EXTRACTED MATERIAL:
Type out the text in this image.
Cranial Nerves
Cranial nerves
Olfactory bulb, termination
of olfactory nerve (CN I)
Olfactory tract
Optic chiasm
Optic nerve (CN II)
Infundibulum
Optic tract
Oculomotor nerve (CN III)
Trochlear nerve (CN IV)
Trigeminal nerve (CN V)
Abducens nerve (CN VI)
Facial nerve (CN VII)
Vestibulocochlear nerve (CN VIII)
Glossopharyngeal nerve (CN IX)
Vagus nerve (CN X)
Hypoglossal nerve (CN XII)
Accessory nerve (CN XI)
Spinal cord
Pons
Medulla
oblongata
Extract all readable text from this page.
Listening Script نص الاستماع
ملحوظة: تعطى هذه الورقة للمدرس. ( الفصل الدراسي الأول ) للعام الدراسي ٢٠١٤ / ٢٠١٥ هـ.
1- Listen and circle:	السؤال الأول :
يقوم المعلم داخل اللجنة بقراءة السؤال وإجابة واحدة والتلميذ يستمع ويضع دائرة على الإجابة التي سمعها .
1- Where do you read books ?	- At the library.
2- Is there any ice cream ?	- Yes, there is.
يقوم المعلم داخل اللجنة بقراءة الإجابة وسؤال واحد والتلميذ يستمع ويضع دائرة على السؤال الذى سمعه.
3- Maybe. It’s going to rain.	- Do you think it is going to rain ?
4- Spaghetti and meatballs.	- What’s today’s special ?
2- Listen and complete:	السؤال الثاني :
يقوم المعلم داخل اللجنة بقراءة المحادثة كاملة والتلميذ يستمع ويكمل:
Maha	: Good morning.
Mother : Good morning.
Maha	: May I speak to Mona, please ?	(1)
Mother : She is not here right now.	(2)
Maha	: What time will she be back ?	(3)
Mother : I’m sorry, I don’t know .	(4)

AIM OF THE EXERCISE: Please list every line of the records that contains "يقوم".

RESULT FOR THIS TASK:
يقوم المعلم داخل اللجنة بقراءة السؤال وإجابة واحدة والتلميذ يستمع ويضع دائرة على الإجابة التي سمعها .
يقوم المعلم داخل اللجنة بقراءة الإجابة وسؤال واحد والتلميذ يستمع ويضع دائرة على السؤال الذى سمعه.
يقوم المعلم داخل اللجنة بقراءة المحادثة كاملة والتلميذ يستمع ويكمل:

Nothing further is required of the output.